* Problem description: Find every line of the listing below where "wkroczyły" appears, and copy it.

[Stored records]
** start **
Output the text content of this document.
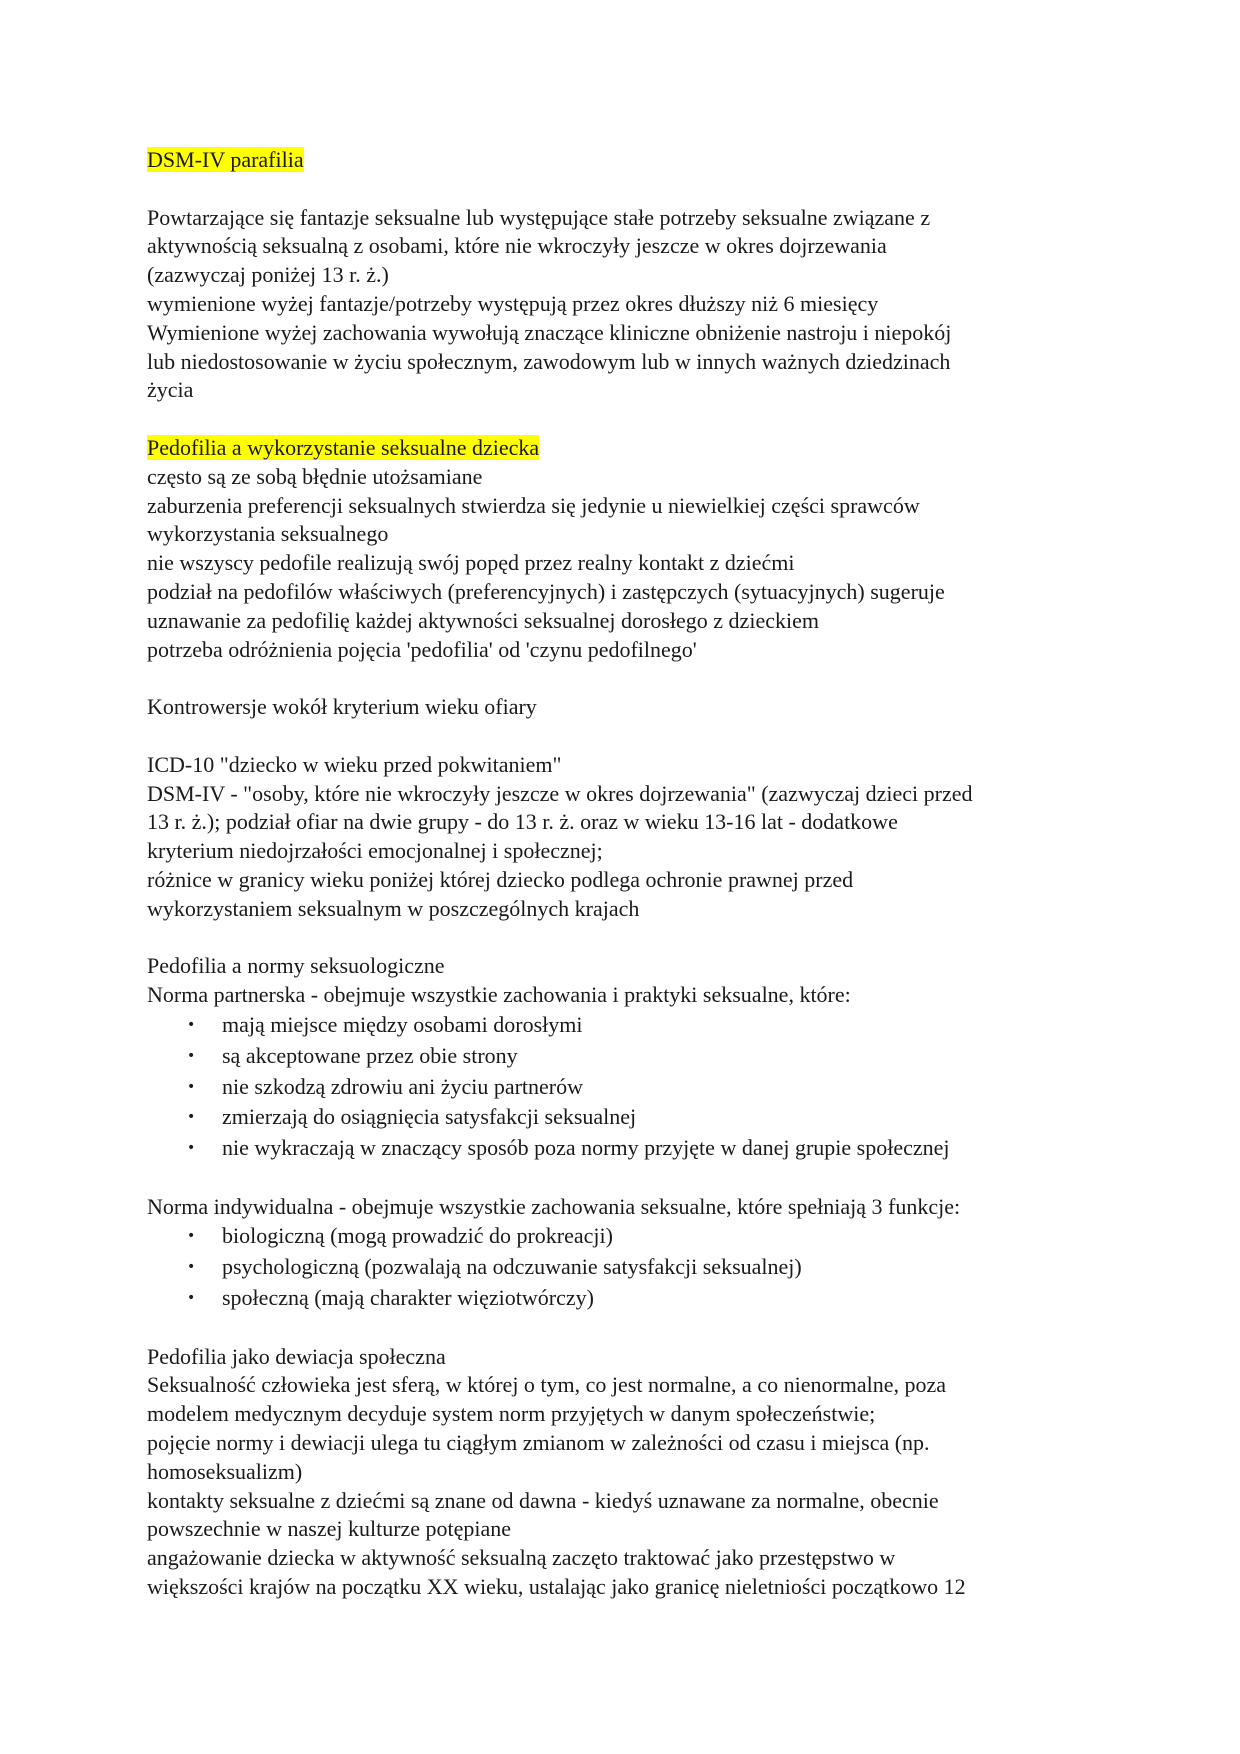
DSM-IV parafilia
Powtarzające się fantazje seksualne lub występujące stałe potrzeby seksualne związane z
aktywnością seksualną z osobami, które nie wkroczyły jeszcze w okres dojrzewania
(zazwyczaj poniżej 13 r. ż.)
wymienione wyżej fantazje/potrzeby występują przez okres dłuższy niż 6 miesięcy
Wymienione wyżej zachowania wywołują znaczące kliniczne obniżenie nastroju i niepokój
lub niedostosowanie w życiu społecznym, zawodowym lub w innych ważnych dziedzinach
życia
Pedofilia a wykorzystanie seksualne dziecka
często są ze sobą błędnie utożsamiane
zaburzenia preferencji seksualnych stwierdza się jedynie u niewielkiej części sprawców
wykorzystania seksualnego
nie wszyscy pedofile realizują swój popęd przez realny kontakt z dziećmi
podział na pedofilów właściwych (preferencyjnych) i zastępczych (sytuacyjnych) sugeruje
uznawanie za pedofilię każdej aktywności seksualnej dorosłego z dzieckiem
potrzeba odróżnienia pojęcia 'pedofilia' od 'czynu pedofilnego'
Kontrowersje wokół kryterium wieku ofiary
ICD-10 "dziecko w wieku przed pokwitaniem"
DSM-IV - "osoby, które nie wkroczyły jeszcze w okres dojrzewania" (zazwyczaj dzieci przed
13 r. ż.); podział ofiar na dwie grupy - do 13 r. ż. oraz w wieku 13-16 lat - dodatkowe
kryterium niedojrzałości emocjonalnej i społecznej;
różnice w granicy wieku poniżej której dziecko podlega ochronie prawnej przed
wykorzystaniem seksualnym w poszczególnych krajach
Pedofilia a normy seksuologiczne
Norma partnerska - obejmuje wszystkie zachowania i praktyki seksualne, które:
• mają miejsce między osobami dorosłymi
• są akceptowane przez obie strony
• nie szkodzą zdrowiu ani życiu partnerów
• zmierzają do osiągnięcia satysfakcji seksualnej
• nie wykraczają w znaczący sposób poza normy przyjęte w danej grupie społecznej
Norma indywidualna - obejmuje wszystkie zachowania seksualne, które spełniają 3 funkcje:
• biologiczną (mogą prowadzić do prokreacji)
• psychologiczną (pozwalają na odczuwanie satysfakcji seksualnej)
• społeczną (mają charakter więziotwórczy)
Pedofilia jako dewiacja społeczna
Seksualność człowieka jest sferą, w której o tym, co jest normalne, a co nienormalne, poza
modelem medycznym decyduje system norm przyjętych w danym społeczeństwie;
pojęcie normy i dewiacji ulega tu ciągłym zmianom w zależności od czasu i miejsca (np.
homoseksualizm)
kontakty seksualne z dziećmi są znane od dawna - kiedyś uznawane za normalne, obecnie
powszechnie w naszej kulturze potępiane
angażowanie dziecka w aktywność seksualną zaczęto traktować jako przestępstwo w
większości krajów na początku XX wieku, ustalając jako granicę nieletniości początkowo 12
** end **
** start **
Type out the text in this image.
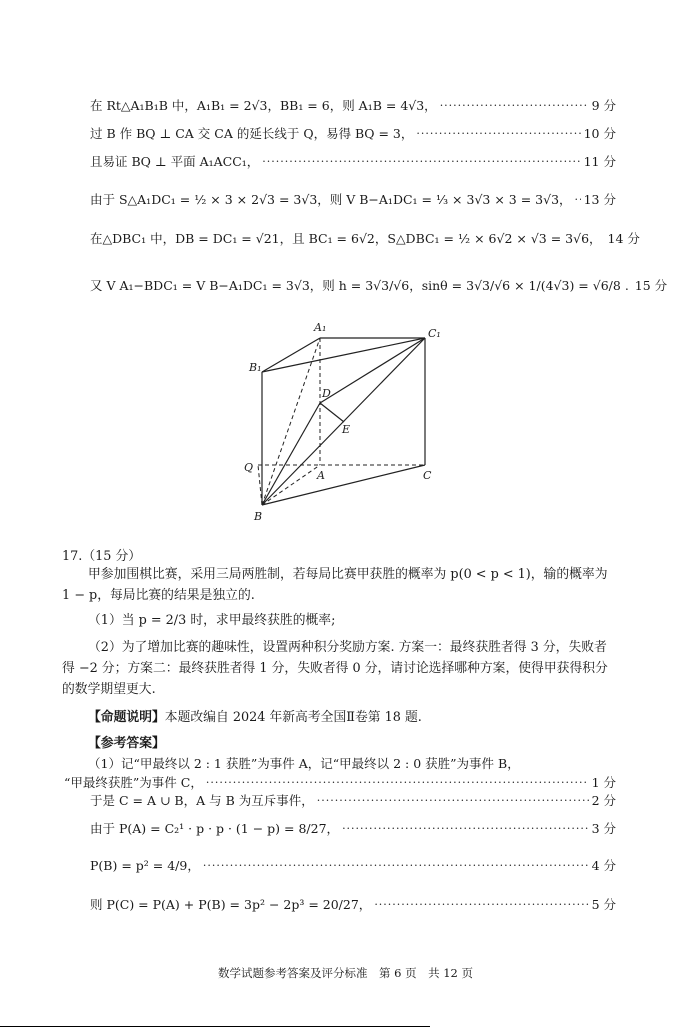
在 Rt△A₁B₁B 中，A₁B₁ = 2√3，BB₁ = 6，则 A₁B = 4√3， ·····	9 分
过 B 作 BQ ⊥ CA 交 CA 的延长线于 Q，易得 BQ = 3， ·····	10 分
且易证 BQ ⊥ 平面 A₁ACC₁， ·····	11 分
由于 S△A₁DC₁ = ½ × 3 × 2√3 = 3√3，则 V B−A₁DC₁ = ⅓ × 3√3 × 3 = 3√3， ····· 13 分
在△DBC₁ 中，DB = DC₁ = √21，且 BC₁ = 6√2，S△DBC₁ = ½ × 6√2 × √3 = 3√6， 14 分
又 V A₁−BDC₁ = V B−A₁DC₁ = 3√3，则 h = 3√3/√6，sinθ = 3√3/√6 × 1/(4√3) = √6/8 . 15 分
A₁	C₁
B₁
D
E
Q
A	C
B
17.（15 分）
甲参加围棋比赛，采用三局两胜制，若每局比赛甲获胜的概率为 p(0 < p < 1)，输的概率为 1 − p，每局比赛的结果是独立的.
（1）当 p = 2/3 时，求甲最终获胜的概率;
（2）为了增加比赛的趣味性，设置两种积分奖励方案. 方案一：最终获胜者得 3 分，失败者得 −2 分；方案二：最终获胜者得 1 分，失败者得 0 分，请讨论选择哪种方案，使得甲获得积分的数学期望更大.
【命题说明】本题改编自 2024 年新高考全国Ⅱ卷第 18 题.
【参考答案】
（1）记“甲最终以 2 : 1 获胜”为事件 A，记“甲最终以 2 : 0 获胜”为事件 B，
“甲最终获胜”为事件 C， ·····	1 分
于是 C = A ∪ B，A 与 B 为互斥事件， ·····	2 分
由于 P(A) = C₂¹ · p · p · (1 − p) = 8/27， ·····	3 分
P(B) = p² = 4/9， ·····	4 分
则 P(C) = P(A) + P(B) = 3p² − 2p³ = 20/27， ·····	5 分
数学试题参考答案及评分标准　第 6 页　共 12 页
** end **
** start **
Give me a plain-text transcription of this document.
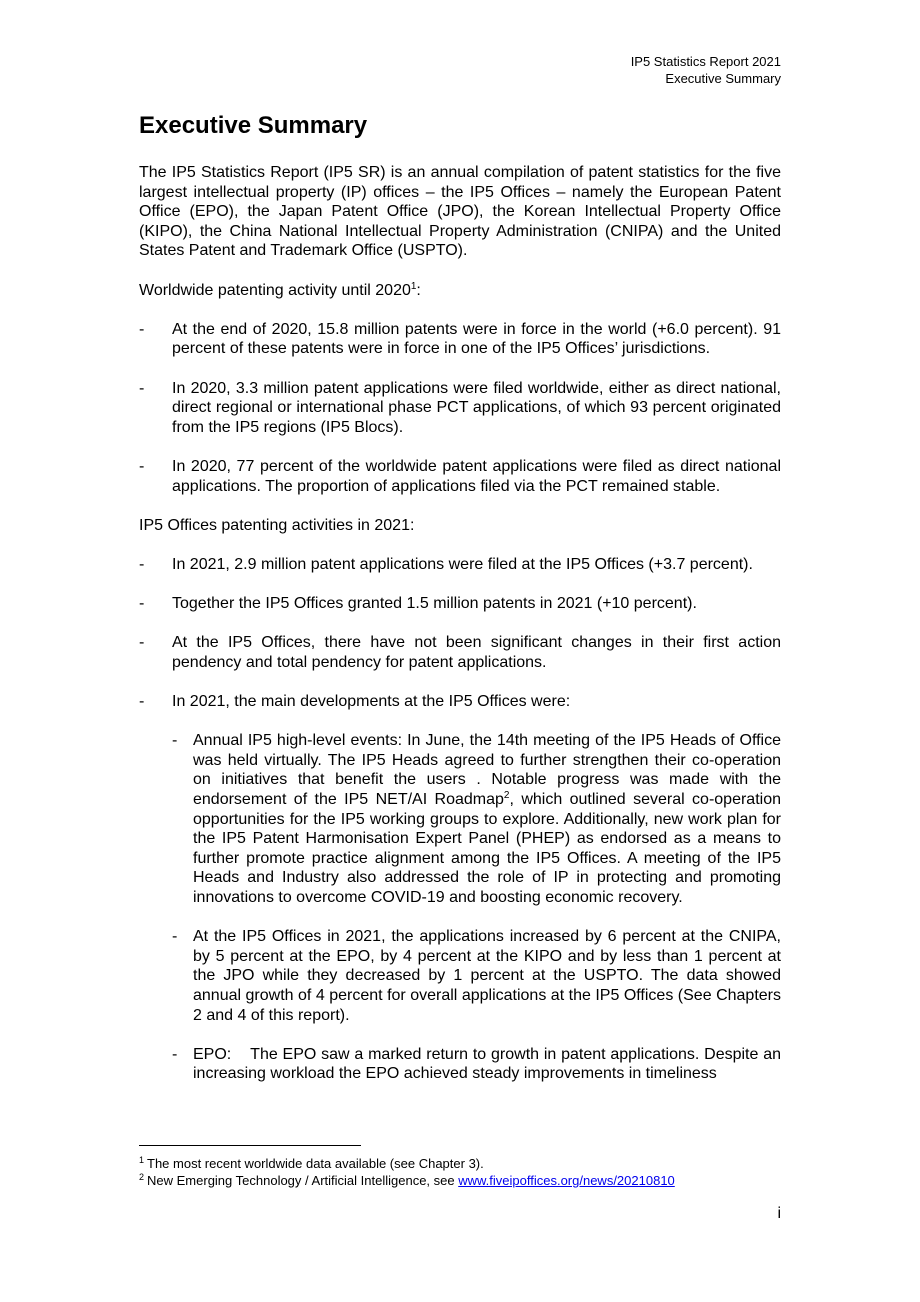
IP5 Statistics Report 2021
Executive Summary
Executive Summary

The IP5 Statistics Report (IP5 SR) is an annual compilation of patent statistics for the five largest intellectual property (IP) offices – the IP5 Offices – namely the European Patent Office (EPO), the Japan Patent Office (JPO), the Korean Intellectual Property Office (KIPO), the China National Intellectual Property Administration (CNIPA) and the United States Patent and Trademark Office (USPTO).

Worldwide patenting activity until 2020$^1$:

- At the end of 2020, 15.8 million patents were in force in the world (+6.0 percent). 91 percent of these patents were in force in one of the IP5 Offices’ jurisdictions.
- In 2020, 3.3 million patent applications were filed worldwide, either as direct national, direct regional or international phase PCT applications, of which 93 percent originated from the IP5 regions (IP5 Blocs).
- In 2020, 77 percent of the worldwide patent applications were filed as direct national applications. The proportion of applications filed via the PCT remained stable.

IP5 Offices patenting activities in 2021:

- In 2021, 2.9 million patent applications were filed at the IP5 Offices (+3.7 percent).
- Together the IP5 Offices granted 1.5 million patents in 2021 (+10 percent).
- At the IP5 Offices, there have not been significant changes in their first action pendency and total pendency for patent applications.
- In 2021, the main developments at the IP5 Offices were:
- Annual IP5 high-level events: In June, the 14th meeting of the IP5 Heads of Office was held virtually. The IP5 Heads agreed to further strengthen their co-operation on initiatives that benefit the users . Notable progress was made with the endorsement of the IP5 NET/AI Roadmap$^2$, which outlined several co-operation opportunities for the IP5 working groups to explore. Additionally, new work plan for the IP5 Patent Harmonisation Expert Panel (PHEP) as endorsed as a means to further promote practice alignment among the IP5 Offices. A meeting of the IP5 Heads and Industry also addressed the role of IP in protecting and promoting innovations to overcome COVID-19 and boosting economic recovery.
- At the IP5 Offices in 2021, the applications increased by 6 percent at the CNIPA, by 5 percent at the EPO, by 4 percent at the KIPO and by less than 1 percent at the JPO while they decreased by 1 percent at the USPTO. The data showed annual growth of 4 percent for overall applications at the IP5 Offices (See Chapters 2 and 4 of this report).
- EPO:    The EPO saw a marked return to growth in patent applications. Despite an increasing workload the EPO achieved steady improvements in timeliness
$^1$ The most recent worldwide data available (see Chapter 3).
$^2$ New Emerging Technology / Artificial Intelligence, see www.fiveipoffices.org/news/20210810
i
** end **
* Correct response:
aktywnością seksualną z osobami, które nie wkroczyły jeszcze w okres dojrzewania
DSM-IV - "osoby, które nie wkroczyły jeszcze w okres dojrzewania" (zazwyczaj dzieci przed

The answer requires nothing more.